--- Start of Materials provided ---

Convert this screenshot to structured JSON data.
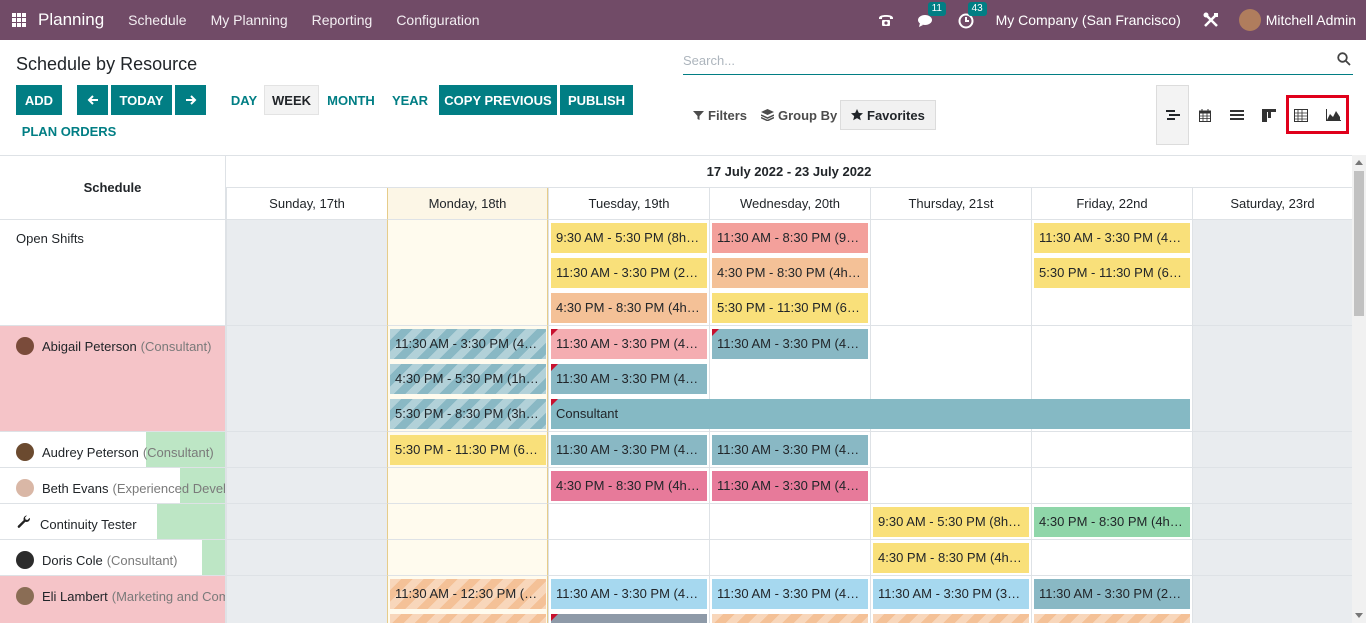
{
  "navbar": {
    "app_title": "Planning",
    "menu": [
      "Schedule",
      "My Planning",
      "Reporting",
      "Configuration"
    ],
    "chat_count": "11",
    "activity_count": "43",
    "company": "My Company (San Francisco)",
    "user": "Mitchell Admin"
  },
  "page": {
    "title": "Schedule by Resource",
    "add_label": "ADD",
    "today_label": "TODAY",
    "scales": [
      "DAY",
      "WEEK",
      "MONTH",
      "YEAR"
    ],
    "active_scale": "WEEK",
    "copy_previous_label": "COPY PREVIOUS",
    "publish_label": "PUBLISH",
    "plan_orders_label": "PLAN ORDERS"
  },
  "search": {
    "placeholder": "Search...",
    "filters_label": "Filters",
    "group_by_label": "Group By",
    "favorites_label": "Favorites"
  },
  "views": [
    "gantt-icon",
    "calendar-icon",
    "list-icon",
    "kanban-icon",
    "pivot-icon",
    "graph-icon"
  ],
  "gantt": {
    "header_left": "Schedule",
    "range_title": "17 July 2022 - 23 July 2022",
    "days": [
      "Sunday, 17th",
      "Monday, 18th",
      "Tuesday, 19th",
      "Wednesday, 20th",
      "Thursday, 21st",
      "Friday, 22nd",
      "Saturday, 23rd"
    ],
    "today_index": 1,
    "rows": [
      {
        "name": "Open Shifts",
        "role": "",
        "lines": 3,
        "progress": 0,
        "label_bg": "#ffffff",
        "avatar": "",
        "pills": [
          {
            "day": 2,
            "span": 1,
            "line": 0,
            "text": "9:30 AM - 5:30 PM (8h) ...",
            "color": "#f9e07a"
          },
          {
            "day": 2,
            "span": 1,
            "line": 1,
            "text": "11:30 AM - 3:30 PM (2h...",
            "color": "#f9e07a"
          },
          {
            "day": 2,
            "span": 1,
            "line": 2,
            "text": "4:30 PM - 8:30 PM (4h) -...",
            "color": "#f4c197"
          },
          {
            "day": 3,
            "span": 1,
            "line": 0,
            "text": "11:30 AM - 8:30 PM (9h...",
            "color": "#f3a09b"
          },
          {
            "day": 3,
            "span": 1,
            "line": 1,
            "text": "4:30 PM - 8:30 PM (4h) -...",
            "color": "#f4c197"
          },
          {
            "day": 3,
            "span": 1,
            "line": 2,
            "text": "5:30 PM - 11:30 PM (6h...",
            "color": "#f9e07a"
          },
          {
            "day": 5,
            "span": 1,
            "line": 0,
            "text": "11:30 AM - 3:30 PM (4h...",
            "color": "#f9e07a"
          },
          {
            "day": 5,
            "span": 1,
            "line": 1,
            "text": "5:30 PM - 11:30 PM (6h...",
            "color": "#f9e07a"
          }
        ]
      },
      {
        "name": "Abigail Peterson",
        "role": "(Consultant)",
        "lines": 3,
        "progress": 1,
        "label_bg": "#f5c4c8",
        "avatar": "#7a4b3a",
        "pills": [
          {
            "day": 1,
            "span": 1,
            "line": 0,
            "text": "11:30 AM - 3:30 PM (4h...",
            "color": "#89b8c4",
            "striped": true
          },
          {
            "day": 1,
            "span": 1,
            "line": 1,
            "text": "4:30 PM - 5:30 PM (1h) -...",
            "color": "#89b8c4",
            "striped": true
          },
          {
            "day": 1,
            "span": 1,
            "line": 2,
            "text": "5:30 PM - 8:30 PM (3h) -...",
            "color": "#89b8c4",
            "striped": true
          },
          {
            "day": 2,
            "span": 1,
            "line": 0,
            "text": "11:30 AM - 3:30 PM (4h...",
            "color": "#f4adb1",
            "corner": true
          },
          {
            "day": 2,
            "span": 1,
            "line": 1,
            "text": "11:30 AM - 3:30 PM (4h...",
            "color": "#89b8c4",
            "corner": true
          },
          {
            "day": 2,
            "span": 4,
            "line": 2,
            "text": "Consultant",
            "color": "#85b9c4",
            "corner": true
          },
          {
            "day": 3,
            "span": 1,
            "line": 0,
            "text": "11:30 AM - 3:30 PM (4h...",
            "color": "#89b8c4",
            "corner": true
          }
        ]
      },
      {
        "name": "Audrey Peterson",
        "role": "(Consultant)",
        "lines": 1,
        "progress": 0.35,
        "label_bg": "#ffffff",
        "avatar": "#6b4a2f",
        "pills": [
          {
            "day": 1,
            "span": 1,
            "line": 0,
            "text": "5:30 PM - 11:30 PM (6h...",
            "color": "#f9e07a"
          },
          {
            "day": 2,
            "span": 1,
            "line": 0,
            "text": "11:30 AM - 3:30 PM (4h...",
            "color": "#89b8c4"
          },
          {
            "day": 3,
            "span": 1,
            "line": 0,
            "text": "11:30 AM - 3:30 PM (4h...",
            "color": "#89b8c4"
          }
        ]
      },
      {
        "name": "Beth Evans",
        "role": "(Experienced Develo",
        "lines": 1,
        "progress": 0.2,
        "label_bg": "#ffffff",
        "avatar": "#d9b7a6",
        "pills": [
          {
            "day": 2,
            "span": 1,
            "line": 0,
            "text": "4:30 PM - 8:30 PM (4h) -...",
            "color": "#e77a9a"
          },
          {
            "day": 3,
            "span": 1,
            "line": 0,
            "text": "11:30 AM - 3:30 PM (4h...",
            "color": "#e77a9a"
          }
        ]
      },
      {
        "name": "Continuity Tester",
        "role": "",
        "lines": 1,
        "progress": 0.3,
        "label_bg": "#ffffff",
        "avatar": "",
        "pills": [
          {
            "day": 4,
            "span": 1,
            "line": 0,
            "text": "9:30 AM - 5:30 PM (8h) ...",
            "color": "#f9e07a"
          },
          {
            "day": 5,
            "span": 1,
            "line": 0,
            "text": "4:30 PM - 8:30 PM (4h) -...",
            "color": "#8fd6a9"
          }
        ]
      },
      {
        "name": "Doris Cole",
        "role": "(Consultant)",
        "lines": 1,
        "progress": 0.1,
        "label_bg": "#ffffff",
        "avatar": "#2b2b2b",
        "pills": [
          {
            "day": 4,
            "span": 1,
            "line": 0,
            "text": "4:30 PM - 8:30 PM (4h) -...",
            "color": "#f9e07a"
          }
        ]
      },
      {
        "name": "Eli Lambert",
        "role": "(Marketing and Com",
        "lines": 2,
        "progress": 1,
        "label_bg": "#f5c4c8",
        "avatar": "#8a6d55",
        "pills": [
          {
            "day": 1,
            "span": 1,
            "line": 0,
            "text": "11:30 AM - 12:30 PM (1...",
            "color": "#f4c197",
            "striped": true
          },
          {
            "day": 1,
            "span": 1,
            "line": 1,
            "text": "",
            "color": "#f4c197",
            "striped": true
          },
          {
            "day": 2,
            "span": 1,
            "line": 0,
            "text": "11:30 AM - 3:30 PM (4h...",
            "color": "#a6d8ef"
          },
          {
            "day": 2,
            "span": 1,
            "line": 1,
            "text": "",
            "color": "#8e9aa8",
            "corner": true
          },
          {
            "day": 3,
            "span": 1,
            "line": 0,
            "text": "11:30 AM - 3:30 PM (4h...",
            "color": "#a6d8ef"
          },
          {
            "day": 3,
            "span": 1,
            "line": 1,
            "text": "",
            "color": "#f4c197",
            "striped": true
          },
          {
            "day": 4,
            "span": 1,
            "line": 0,
            "text": "11:30 AM - 3:30 PM (3h...",
            "color": "#a6d8ef"
          },
          {
            "day": 4,
            "span": 1,
            "line": 1,
            "text": "",
            "color": "#f4c197",
            "striped": true
          },
          {
            "day": 5,
            "span": 1,
            "line": 0,
            "text": "11:30 AM - 3:30 PM (2h...",
            "color": "#89b8c4"
          },
          {
            "day": 5,
            "span": 1,
            "line": 1,
            "text": "",
            "color": "#f4c197",
            "striped": true
          }
        ]
      }
    ]
  },
  "colors": {
    "brand": "#714B67",
    "primary": "#017e84",
    "progress_ok": "#bde6c5",
    "progress_over": "#f5c4c8",
    "highlight": "#e0001b"
  }
}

--- End of Materials provided ---

*Set exercise:* Only the number is wanted: how many lines in the data include the word "name"?

*Answer to the task:* 7